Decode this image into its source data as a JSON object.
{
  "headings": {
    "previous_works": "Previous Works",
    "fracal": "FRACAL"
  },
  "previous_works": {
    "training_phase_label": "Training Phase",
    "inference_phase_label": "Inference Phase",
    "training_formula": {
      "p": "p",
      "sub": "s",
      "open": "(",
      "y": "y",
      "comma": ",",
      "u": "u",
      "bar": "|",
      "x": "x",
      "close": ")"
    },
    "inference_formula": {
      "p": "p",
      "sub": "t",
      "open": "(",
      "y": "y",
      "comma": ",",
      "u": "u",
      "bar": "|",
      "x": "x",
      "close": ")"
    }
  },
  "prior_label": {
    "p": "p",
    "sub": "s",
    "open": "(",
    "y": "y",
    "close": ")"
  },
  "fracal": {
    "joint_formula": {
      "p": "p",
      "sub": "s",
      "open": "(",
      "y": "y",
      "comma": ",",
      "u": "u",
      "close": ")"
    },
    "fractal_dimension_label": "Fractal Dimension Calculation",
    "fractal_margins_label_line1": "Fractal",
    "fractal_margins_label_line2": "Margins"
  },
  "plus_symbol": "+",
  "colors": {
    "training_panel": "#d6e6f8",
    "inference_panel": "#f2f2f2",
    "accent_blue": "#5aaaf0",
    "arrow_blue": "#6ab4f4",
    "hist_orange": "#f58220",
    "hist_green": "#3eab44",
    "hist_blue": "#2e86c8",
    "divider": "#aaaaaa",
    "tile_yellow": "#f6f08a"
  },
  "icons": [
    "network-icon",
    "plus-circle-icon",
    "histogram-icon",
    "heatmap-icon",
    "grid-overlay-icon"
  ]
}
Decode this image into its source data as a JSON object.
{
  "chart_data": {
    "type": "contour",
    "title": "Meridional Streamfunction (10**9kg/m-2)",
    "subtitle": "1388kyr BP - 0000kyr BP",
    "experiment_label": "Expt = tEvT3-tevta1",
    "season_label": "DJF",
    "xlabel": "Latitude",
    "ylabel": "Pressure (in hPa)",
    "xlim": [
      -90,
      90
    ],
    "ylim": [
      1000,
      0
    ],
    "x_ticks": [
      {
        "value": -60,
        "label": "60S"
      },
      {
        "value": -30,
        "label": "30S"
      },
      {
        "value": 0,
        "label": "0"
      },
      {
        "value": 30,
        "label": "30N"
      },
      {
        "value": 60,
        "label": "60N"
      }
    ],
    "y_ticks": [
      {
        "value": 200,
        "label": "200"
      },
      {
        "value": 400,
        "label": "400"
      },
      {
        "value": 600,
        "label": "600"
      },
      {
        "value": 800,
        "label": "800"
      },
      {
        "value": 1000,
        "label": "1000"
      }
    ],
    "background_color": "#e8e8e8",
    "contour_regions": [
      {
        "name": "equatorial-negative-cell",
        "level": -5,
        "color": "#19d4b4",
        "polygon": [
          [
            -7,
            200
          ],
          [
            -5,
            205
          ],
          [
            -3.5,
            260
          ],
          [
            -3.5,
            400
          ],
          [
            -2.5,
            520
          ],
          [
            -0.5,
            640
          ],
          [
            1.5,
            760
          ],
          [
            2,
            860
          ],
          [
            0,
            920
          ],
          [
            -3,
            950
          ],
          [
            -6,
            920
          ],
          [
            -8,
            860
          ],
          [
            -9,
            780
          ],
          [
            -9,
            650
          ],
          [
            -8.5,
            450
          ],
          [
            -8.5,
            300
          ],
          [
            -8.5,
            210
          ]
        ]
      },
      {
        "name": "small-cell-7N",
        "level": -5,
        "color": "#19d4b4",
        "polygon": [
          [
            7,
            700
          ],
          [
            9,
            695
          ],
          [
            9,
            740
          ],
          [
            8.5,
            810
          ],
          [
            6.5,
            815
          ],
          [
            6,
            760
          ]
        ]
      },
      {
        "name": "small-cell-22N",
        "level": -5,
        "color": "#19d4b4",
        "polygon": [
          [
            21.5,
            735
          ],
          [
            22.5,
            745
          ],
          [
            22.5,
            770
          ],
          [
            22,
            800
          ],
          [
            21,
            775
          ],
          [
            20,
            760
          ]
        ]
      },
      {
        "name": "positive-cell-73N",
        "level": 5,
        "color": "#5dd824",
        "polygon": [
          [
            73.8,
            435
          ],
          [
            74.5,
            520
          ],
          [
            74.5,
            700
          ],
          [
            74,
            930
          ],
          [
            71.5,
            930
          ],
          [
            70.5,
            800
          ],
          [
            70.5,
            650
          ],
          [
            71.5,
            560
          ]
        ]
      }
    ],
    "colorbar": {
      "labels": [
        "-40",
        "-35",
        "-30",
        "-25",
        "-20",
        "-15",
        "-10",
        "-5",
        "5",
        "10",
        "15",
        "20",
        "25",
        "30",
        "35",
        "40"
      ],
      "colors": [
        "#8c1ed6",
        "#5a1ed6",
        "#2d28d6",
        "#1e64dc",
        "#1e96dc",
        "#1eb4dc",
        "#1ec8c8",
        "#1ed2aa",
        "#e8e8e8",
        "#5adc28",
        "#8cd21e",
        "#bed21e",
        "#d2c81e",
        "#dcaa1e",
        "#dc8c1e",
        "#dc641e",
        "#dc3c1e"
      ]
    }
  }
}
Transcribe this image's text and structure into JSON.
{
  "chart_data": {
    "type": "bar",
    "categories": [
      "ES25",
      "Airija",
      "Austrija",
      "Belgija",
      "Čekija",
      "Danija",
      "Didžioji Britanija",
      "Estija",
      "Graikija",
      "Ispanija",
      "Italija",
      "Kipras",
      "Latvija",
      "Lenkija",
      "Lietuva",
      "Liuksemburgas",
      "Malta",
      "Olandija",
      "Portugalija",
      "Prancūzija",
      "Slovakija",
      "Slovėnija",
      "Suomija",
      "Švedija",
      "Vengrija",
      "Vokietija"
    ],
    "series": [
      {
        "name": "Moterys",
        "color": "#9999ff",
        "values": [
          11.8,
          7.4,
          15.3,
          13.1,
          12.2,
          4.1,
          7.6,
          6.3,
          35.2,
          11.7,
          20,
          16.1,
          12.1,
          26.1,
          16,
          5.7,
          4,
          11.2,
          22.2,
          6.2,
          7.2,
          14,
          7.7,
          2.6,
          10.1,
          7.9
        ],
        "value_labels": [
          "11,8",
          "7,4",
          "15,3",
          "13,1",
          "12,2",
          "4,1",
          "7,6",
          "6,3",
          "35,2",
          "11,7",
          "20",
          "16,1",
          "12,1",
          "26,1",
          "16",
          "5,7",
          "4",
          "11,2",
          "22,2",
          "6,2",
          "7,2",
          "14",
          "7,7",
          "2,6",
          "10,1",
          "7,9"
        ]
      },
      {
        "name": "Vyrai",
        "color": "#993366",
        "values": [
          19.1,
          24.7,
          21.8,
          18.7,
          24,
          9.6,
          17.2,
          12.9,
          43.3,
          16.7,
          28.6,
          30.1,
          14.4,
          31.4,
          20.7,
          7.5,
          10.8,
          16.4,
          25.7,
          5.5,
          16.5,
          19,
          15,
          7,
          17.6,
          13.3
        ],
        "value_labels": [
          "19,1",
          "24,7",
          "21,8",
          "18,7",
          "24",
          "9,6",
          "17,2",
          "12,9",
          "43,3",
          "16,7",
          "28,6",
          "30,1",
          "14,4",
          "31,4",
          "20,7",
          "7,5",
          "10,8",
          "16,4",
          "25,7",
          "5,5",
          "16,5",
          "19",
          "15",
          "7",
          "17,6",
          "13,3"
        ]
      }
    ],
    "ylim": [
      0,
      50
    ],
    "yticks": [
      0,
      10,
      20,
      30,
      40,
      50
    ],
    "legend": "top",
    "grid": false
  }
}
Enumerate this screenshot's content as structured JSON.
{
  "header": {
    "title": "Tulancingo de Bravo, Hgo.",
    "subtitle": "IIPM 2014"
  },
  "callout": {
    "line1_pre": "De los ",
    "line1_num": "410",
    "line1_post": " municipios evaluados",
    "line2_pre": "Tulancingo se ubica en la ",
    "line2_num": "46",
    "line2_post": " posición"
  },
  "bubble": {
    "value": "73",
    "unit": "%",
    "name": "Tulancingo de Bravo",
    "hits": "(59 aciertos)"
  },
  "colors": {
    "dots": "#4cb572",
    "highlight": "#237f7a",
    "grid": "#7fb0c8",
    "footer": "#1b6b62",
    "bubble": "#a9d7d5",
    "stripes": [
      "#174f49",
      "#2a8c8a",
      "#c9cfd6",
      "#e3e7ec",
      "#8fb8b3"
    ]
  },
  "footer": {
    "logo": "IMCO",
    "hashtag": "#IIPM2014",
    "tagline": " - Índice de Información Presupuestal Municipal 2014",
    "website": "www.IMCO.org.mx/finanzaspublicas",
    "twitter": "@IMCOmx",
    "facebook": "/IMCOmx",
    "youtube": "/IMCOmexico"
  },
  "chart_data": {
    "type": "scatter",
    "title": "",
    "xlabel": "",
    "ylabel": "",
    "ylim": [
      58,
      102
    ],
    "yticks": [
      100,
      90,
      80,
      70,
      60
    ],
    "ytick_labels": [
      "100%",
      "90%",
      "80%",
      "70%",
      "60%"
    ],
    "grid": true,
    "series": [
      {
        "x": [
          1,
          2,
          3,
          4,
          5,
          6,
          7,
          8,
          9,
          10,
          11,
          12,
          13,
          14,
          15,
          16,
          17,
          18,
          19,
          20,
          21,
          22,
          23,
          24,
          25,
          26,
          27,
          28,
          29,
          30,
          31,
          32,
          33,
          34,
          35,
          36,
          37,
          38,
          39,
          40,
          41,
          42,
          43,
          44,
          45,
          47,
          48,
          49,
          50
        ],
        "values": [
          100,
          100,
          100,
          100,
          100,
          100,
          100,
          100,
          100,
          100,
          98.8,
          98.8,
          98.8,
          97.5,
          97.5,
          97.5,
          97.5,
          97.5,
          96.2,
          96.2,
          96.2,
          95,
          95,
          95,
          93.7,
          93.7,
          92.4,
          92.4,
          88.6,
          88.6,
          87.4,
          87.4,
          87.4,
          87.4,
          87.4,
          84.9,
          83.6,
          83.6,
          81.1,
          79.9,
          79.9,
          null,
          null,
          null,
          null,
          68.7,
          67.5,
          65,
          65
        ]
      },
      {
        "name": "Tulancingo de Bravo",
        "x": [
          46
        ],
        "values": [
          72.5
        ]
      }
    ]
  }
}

==*==

Copy out every line from the material above in which the word "this" appears.

Task result |
Decode this image into its source data as a JSON object.
Decode this image into its source data as a JSON object.
Transcribe this image's text and structure into JSON.
Enumerate this screenshot's content as structured JSON.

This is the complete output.